-- Task prompt --
Give the listing below again in full, exactly as written.

== Material provided ==

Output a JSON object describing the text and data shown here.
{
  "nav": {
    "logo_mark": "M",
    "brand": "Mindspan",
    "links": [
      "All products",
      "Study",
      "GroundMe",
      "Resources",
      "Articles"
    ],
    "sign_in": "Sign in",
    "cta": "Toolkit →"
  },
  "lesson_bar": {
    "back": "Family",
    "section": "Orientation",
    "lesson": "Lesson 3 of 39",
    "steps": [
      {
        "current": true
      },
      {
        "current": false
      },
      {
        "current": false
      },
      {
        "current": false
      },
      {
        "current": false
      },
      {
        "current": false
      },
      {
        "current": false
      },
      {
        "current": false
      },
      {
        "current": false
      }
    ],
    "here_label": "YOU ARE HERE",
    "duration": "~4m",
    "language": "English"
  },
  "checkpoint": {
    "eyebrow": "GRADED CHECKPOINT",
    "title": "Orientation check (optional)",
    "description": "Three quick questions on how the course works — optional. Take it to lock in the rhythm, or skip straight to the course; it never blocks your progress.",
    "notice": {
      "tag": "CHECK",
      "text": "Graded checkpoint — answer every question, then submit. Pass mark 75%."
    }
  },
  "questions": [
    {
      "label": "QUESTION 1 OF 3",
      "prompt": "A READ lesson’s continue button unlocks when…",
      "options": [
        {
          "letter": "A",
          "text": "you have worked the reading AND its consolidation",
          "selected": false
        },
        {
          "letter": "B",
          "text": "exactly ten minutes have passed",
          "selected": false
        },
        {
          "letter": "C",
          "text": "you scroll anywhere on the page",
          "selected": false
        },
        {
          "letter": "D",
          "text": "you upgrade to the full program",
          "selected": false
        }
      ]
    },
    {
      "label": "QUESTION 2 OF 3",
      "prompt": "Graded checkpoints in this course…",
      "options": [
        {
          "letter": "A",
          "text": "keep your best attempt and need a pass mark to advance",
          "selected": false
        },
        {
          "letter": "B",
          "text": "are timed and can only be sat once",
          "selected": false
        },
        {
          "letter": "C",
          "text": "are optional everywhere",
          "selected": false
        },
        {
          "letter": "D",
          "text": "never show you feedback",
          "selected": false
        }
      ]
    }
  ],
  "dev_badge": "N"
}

===

-- Answer for this exercise --
Output a JSON object describing the text and data shown here.
{
  "nav": {
    "logo_mark": "M",
    "brand": "Mindspan",
    "links": [
      "All products",
      "Study",
      "GroundMe",
      "Resources",
      "Articles"
    ],
    "sign_in": "Sign in",
    "cta": "Toolkit →"
  },
  "lesson_bar": {
    "back": "Family",
    "section": "Orientation",
    "lesson": "Lesson 3 of 39",
    "steps": [
      {
        "current": true
      },
      {
        "current": false
      },
      {
        "current": false
      },
      {
        "current": false
      },
      {
        "current": false
      },
      {
        "current": false
      },
      {
        "current": false
      },
      {
        "current": false
      },
      {
        "current": false
      }
    ],
    "here_label": "YOU ARE HERE",
    "duration": "~4m",
    "language": "English"
  },
  "checkpoint": {
    "eyebrow": "GRADED CHECKPOINT",
    "title": "Orientation check (optional)",
    "description": "Three quick questions on how the course works — optional. Take it to lock in the rhythm, or skip straight to the course; it never blocks your progress.",
    "notice": {
      "tag": "CHECK",
      "text": "Graded checkpoint — answer every question, then submit. Pass mark 75%."
    }
  },
  "questions": [
    {
      "label": "QUESTION 1 OF 3",
      "prompt": "A READ lesson’s continue button unlocks when…",
      "options": [
        {
          "letter": "A",
          "text": "you have worked the reading AND its consolidation",
          "selected": false
        },
        {
          "letter": "B",
          "text": "exactly ten minutes have passed",
          "selected": false
        },
        {
          "letter": "C",
          "text": "you scroll anywhere on the page",
          "selected": false
        },
        {
          "letter": "D",
          "text": "you upgrade to the full program",
          "selected": false
        }
      ]
    },
    {
      "label": "QUESTION 2 OF 3",
      "prompt": "Graded checkpoints in this course…",
      "options": [
        {
          "letter": "A",
          "text": "keep your best attempt and need a pass mark to advance",
          "selected": false
        },
        {
          "letter": "B",
          "text": "are timed and can only be sat once",
          "selected": false
        },
        {
          "letter": "C",
          "text": "are optional everywhere",
          "selected": false
        },
        {
          "letter": "D",
          "text": "never show you feedback",
          "selected": false
        }
      ]
    }
  ],
  "dev_badge": "N"
}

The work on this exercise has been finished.